REQUIRED WORK
Reproduce the data exactly and drop any pictures it holds.

SUPPLIED ENTRIES
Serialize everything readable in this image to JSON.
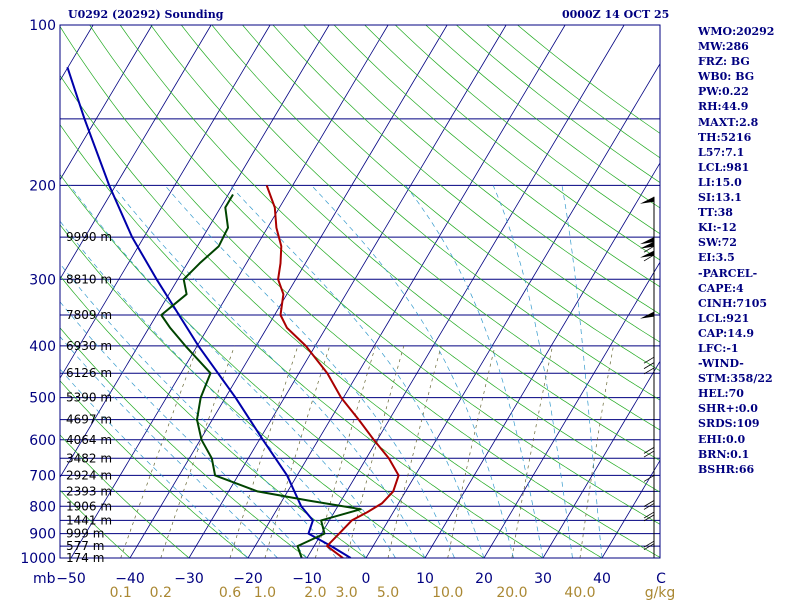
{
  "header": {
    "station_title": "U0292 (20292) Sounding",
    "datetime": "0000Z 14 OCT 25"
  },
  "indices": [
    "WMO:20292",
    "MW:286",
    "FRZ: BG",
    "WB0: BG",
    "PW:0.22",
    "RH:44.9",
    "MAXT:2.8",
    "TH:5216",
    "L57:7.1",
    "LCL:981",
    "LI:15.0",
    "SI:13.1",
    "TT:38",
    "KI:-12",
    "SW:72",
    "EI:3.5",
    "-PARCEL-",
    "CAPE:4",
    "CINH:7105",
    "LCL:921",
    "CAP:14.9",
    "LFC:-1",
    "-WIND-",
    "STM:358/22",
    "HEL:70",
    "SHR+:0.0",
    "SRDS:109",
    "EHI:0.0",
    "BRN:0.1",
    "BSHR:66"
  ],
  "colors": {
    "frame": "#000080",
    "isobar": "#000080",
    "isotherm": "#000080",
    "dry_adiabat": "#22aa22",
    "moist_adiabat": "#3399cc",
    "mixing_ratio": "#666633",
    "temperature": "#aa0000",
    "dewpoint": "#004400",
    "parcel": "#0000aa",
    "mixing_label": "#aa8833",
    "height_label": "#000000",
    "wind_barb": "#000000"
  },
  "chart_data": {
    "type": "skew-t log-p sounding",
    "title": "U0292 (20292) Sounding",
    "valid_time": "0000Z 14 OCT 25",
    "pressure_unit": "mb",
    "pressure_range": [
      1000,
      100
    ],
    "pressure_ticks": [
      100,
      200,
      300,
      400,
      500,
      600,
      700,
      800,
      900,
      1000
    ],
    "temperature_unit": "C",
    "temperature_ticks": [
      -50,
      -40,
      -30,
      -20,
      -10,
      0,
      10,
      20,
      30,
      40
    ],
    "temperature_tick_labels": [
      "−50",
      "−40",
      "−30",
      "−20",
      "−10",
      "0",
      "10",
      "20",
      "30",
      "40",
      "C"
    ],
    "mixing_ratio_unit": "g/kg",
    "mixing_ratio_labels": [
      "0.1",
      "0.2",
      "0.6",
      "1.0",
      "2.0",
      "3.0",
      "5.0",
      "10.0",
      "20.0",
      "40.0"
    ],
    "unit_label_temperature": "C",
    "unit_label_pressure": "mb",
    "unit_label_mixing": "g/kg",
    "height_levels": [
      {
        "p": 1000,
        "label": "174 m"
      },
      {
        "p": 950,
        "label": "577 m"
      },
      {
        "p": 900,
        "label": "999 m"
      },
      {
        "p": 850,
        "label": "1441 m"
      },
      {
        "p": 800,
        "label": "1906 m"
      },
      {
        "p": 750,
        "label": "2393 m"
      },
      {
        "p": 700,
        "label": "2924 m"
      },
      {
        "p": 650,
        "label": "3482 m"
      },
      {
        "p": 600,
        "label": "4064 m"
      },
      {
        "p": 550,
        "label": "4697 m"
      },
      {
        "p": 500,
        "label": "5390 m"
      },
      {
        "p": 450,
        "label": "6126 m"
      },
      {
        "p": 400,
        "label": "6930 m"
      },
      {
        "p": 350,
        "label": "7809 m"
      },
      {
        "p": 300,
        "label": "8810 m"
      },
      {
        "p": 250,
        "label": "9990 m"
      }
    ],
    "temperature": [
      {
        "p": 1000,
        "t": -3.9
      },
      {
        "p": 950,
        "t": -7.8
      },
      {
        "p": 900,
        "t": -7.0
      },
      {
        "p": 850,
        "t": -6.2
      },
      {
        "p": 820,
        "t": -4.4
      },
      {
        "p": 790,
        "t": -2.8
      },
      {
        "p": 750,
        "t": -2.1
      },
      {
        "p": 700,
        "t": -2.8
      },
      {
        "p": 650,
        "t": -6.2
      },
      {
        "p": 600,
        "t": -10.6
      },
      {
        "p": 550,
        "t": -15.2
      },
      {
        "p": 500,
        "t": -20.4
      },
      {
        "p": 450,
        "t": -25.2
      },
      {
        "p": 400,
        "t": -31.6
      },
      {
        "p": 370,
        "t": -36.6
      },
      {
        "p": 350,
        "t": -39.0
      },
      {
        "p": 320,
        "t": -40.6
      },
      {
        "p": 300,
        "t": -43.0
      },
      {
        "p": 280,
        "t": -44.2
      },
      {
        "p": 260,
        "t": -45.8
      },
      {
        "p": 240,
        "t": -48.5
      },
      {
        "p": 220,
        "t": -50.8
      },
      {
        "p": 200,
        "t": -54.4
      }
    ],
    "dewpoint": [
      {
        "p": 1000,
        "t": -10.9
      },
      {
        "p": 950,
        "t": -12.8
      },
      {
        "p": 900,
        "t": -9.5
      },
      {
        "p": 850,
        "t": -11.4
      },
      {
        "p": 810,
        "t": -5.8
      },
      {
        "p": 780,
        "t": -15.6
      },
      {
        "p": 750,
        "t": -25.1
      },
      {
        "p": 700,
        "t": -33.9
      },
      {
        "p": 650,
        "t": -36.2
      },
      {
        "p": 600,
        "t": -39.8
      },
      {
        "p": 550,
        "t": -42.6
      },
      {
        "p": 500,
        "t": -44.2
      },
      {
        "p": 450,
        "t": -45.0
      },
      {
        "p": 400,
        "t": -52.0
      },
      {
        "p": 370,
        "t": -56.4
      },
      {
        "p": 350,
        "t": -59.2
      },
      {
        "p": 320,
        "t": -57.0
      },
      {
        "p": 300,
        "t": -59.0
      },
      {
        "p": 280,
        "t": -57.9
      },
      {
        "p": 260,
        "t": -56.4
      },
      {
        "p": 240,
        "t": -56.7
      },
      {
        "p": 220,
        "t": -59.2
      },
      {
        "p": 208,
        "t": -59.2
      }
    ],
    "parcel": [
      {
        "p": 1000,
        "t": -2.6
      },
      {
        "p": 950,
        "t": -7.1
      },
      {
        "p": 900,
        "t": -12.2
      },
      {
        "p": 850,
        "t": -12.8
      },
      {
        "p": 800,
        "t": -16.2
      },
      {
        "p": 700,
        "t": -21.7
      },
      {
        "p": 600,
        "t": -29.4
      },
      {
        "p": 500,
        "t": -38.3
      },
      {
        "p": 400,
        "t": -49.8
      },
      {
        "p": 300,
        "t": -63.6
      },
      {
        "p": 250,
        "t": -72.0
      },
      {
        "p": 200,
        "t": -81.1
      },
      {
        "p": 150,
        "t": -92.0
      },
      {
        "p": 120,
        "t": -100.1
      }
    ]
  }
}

SOLVED EXERCISE
Serialize everything readable in this image to JSON.
{
  "header": {
    "station_title": "U0292 (20292) Sounding",
    "datetime": "0000Z 14 OCT 25"
  },
  "indices": [
    "WMO:20292",
    "MW:286",
    "FRZ: BG",
    "WB0: BG",
    "PW:0.22",
    "RH:44.9",
    "MAXT:2.8",
    "TH:5216",
    "L57:7.1",
    "LCL:981",
    "LI:15.0",
    "SI:13.1",
    "TT:38",
    "KI:-12",
    "SW:72",
    "EI:3.5",
    "-PARCEL-",
    "CAPE:4",
    "CINH:7105",
    "LCL:921",
    "CAP:14.9",
    "LFC:-1",
    "-WIND-",
    "STM:358/22",
    "HEL:70",
    "SHR+:0.0",
    "SRDS:109",
    "EHI:0.0",
    "BRN:0.1",
    "BSHR:66"
  ],
  "colors": {
    "frame": "#000080",
    "isobar": "#000080",
    "isotherm": "#000080",
    "dry_adiabat": "#22aa22",
    "moist_adiabat": "#3399cc",
    "mixing_ratio": "#666633",
    "temperature": "#aa0000",
    "dewpoint": "#004400",
    "parcel": "#0000aa",
    "mixing_label": "#aa8833",
    "height_label": "#000000",
    "wind_barb": "#000000"
  },
  "chart_data": {
    "type": "skew-t log-p sounding",
    "title": "U0292 (20292) Sounding",
    "valid_time": "0000Z 14 OCT 25",
    "pressure_unit": "mb",
    "pressure_range": [
      1000,
      100
    ],
    "pressure_ticks": [
      100,
      200,
      300,
      400,
      500,
      600,
      700,
      800,
      900,
      1000
    ],
    "temperature_unit": "C",
    "temperature_ticks": [
      -50,
      -40,
      -30,
      -20,
      -10,
      0,
      10,
      20,
      30,
      40
    ],
    "temperature_tick_labels": [
      "−50",
      "−40",
      "−30",
      "−20",
      "−10",
      "0",
      "10",
      "20",
      "30",
      "40",
      "C"
    ],
    "mixing_ratio_unit": "g/kg",
    "mixing_ratio_labels": [
      "0.1",
      "0.2",
      "0.6",
      "1.0",
      "2.0",
      "3.0",
      "5.0",
      "10.0",
      "20.0",
      "40.0"
    ],
    "unit_label_temperature": "C",
    "unit_label_pressure": "mb",
    "unit_label_mixing": "g/kg",
    "height_levels": [
      {
        "p": 1000,
        "label": "174 m"
      },
      {
        "p": 950,
        "label": "577 m"
      },
      {
        "p": 900,
        "label": "999 m"
      },
      {
        "p": 850,
        "label": "1441 m"
      },
      {
        "p": 800,
        "label": "1906 m"
      },
      {
        "p": 750,
        "label": "2393 m"
      },
      {
        "p": 700,
        "label": "2924 m"
      },
      {
        "p": 650,
        "label": "3482 m"
      },
      {
        "p": 600,
        "label": "4064 m"
      },
      {
        "p": 550,
        "label": "4697 m"
      },
      {
        "p": 500,
        "label": "5390 m"
      },
      {
        "p": 450,
        "label": "6126 m"
      },
      {
        "p": 400,
        "label": "6930 m"
      },
      {
        "p": 350,
        "label": "7809 m"
      },
      {
        "p": 300,
        "label": "8810 m"
      },
      {
        "p": 250,
        "label": "9990 m"
      }
    ],
    "temperature": [
      {
        "p": 1000,
        "t": -3.9
      },
      {
        "p": 950,
        "t": -7.8
      },
      {
        "p": 900,
        "t": -7.0
      },
      {
        "p": 850,
        "t": -6.2
      },
      {
        "p": 820,
        "t": -4.4
      },
      {
        "p": 790,
        "t": -2.8
      },
      {
        "p": 750,
        "t": -2.1
      },
      {
        "p": 700,
        "t": -2.8
      },
      {
        "p": 650,
        "t": -6.2
      },
      {
        "p": 600,
        "t": -10.6
      },
      {
        "p": 550,
        "t": -15.2
      },
      {
        "p": 500,
        "t": -20.4
      },
      {
        "p": 450,
        "t": -25.2
      },
      {
        "p": 400,
        "t": -31.6
      },
      {
        "p": 370,
        "t": -36.6
      },
      {
        "p": 350,
        "t": -39.0
      },
      {
        "p": 320,
        "t": -40.6
      },
      {
        "p": 300,
        "t": -43.0
      },
      {
        "p": 280,
        "t": -44.2
      },
      {
        "p": 260,
        "t": -45.8
      },
      {
        "p": 240,
        "t": -48.5
      },
      {
        "p": 220,
        "t": -50.8
      },
      {
        "p": 200,
        "t": -54.4
      }
    ],
    "dewpoint": [
      {
        "p": 1000,
        "t": -10.9
      },
      {
        "p": 950,
        "t": -12.8
      },
      {
        "p": 900,
        "t": -9.5
      },
      {
        "p": 850,
        "t": -11.4
      },
      {
        "p": 810,
        "t": -5.8
      },
      {
        "p": 780,
        "t": -15.6
      },
      {
        "p": 750,
        "t": -25.1
      },
      {
        "p": 700,
        "t": -33.9
      },
      {
        "p": 650,
        "t": -36.2
      },
      {
        "p": 600,
        "t": -39.8
      },
      {
        "p": 550,
        "t": -42.6
      },
      {
        "p": 500,
        "t": -44.2
      },
      {
        "p": 450,
        "t": -45.0
      },
      {
        "p": 400,
        "t": -52.0
      },
      {
        "p": 370,
        "t": -56.4
      },
      {
        "p": 350,
        "t": -59.2
      },
      {
        "p": 320,
        "t": -57.0
      },
      {
        "p": 300,
        "t": -59.0
      },
      {
        "p": 280,
        "t": -57.9
      },
      {
        "p": 260,
        "t": -56.4
      },
      {
        "p": 240,
        "t": -56.7
      },
      {
        "p": 220,
        "t": -59.2
      },
      {
        "p": 208,
        "t": -59.2
      }
    ],
    "parcel": [
      {
        "p": 1000,
        "t": -2.6
      },
      {
        "p": 950,
        "t": -7.1
      },
      {
        "p": 900,
        "t": -12.2
      },
      {
        "p": 850,
        "t": -12.8
      },
      {
        "p": 800,
        "t": -16.2
      },
      {
        "p": 700,
        "t": -21.7
      },
      {
        "p": 600,
        "t": -29.4
      },
      {
        "p": 500,
        "t": -38.3
      },
      {
        "p": 400,
        "t": -49.8
      },
      {
        "p": 300,
        "t": -63.6
      },
      {
        "p": 250,
        "t": -72.0
      },
      {
        "p": 200,
        "t": -81.1
      },
      {
        "p": 150,
        "t": -92.0
      },
      {
        "p": 120,
        "t": -100.1
      }
    ]
  }
}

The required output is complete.